» **Work to do**: Across the entries below, how many lines contain the string "data"? Give only the count.

········

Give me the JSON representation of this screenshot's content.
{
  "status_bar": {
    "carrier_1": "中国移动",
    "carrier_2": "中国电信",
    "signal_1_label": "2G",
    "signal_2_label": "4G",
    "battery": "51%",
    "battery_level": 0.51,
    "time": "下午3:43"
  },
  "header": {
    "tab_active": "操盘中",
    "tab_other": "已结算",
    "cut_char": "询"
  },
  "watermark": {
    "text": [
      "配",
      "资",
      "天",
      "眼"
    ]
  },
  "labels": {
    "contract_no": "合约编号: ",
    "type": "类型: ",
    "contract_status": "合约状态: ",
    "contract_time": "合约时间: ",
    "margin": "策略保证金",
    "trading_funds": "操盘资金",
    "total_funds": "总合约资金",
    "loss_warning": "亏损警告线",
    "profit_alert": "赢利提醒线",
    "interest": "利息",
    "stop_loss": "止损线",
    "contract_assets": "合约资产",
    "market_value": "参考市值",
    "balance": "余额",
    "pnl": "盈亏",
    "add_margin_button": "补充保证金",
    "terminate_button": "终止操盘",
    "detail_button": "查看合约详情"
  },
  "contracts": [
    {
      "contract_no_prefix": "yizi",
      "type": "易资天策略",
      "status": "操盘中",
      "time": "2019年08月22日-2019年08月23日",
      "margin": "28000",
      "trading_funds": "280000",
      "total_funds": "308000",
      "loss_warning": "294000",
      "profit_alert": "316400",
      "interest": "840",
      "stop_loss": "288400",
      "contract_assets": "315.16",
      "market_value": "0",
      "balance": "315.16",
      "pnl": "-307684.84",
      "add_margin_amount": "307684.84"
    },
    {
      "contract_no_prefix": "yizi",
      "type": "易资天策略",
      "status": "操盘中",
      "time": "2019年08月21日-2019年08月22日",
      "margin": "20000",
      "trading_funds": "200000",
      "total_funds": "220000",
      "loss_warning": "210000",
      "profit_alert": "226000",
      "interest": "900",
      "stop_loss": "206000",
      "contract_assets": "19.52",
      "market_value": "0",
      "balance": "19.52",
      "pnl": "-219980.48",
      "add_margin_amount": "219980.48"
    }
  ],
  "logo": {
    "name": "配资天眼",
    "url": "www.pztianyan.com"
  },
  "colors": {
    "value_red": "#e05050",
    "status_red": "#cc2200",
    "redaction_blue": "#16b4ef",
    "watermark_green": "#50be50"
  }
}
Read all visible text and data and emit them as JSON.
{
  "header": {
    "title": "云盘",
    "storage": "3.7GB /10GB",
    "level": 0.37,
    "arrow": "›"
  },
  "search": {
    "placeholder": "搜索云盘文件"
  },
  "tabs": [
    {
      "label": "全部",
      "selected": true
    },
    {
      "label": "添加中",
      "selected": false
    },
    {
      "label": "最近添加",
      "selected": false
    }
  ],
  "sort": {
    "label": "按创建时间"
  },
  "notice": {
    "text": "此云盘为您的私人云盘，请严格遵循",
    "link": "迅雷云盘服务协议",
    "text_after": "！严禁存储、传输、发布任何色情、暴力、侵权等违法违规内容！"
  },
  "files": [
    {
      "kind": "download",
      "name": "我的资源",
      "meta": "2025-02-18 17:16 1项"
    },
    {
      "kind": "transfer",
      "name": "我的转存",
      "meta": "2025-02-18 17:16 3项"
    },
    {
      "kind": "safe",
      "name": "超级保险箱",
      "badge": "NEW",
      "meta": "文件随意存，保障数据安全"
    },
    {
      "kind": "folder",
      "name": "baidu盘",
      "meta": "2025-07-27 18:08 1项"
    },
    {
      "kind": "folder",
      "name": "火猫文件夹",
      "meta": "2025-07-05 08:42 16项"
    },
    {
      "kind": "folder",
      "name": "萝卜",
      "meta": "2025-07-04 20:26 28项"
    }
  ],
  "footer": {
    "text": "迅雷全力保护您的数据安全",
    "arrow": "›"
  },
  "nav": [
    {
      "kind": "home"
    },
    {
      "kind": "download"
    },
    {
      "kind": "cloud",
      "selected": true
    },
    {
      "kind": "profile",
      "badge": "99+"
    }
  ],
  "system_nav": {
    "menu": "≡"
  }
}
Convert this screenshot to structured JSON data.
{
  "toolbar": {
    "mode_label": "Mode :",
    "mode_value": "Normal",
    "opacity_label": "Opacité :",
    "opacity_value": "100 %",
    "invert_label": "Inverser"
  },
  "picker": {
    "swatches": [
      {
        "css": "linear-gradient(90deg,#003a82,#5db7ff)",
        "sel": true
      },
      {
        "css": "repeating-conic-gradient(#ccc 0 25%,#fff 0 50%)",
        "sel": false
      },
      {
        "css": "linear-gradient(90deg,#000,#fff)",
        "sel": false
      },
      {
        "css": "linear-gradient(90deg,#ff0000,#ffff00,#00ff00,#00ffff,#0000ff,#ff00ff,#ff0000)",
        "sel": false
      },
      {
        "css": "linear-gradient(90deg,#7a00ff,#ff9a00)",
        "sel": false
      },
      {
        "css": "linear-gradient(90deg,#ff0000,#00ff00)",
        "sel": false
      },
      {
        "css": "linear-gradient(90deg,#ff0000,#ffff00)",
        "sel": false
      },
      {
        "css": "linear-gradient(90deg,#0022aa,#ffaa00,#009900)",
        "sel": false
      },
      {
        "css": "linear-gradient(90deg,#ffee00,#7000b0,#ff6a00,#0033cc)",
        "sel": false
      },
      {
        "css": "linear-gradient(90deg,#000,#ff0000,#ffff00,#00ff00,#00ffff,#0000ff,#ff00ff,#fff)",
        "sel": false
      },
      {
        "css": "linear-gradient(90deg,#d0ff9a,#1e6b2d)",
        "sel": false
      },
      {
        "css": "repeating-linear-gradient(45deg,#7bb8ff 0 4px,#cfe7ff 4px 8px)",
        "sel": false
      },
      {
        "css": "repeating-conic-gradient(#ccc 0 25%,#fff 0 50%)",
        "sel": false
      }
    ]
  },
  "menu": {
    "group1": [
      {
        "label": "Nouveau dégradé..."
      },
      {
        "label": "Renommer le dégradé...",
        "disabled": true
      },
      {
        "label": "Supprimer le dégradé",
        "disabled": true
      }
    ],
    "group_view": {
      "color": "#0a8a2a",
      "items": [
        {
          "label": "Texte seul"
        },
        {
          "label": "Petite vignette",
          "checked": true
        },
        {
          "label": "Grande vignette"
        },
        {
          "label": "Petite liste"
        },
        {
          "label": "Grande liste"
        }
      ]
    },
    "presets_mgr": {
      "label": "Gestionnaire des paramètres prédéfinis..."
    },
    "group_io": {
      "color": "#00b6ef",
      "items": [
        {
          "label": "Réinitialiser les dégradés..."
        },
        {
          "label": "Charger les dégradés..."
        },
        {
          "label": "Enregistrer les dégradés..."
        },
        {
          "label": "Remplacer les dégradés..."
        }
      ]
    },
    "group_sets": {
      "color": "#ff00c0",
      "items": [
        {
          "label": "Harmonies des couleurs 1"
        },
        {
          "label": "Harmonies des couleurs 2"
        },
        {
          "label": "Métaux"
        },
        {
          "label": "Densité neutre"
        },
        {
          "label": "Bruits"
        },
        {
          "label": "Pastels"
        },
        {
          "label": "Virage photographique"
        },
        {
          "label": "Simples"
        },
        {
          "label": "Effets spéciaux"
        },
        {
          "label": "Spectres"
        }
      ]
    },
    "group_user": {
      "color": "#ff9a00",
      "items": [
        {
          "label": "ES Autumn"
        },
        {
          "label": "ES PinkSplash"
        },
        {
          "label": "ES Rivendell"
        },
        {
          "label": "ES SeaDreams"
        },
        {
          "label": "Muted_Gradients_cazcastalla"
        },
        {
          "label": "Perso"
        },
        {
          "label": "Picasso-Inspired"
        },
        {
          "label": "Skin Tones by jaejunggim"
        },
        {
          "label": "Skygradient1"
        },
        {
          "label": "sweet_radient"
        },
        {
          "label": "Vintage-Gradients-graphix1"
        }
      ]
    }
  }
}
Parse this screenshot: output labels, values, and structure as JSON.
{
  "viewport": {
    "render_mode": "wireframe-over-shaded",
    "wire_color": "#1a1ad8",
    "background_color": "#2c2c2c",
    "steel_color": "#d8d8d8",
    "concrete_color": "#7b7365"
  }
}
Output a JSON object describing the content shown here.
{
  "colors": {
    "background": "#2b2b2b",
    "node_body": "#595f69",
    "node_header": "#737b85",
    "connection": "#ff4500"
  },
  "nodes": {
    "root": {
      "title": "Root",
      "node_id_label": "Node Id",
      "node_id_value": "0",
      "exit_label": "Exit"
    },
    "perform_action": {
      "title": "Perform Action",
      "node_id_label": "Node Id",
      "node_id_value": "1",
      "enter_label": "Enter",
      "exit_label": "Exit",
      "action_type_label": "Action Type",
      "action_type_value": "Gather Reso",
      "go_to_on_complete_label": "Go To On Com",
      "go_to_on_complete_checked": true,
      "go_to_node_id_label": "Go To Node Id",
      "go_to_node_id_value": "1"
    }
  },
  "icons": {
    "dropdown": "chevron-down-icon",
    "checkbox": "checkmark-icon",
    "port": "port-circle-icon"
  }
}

········

» **Solved exercise**: 2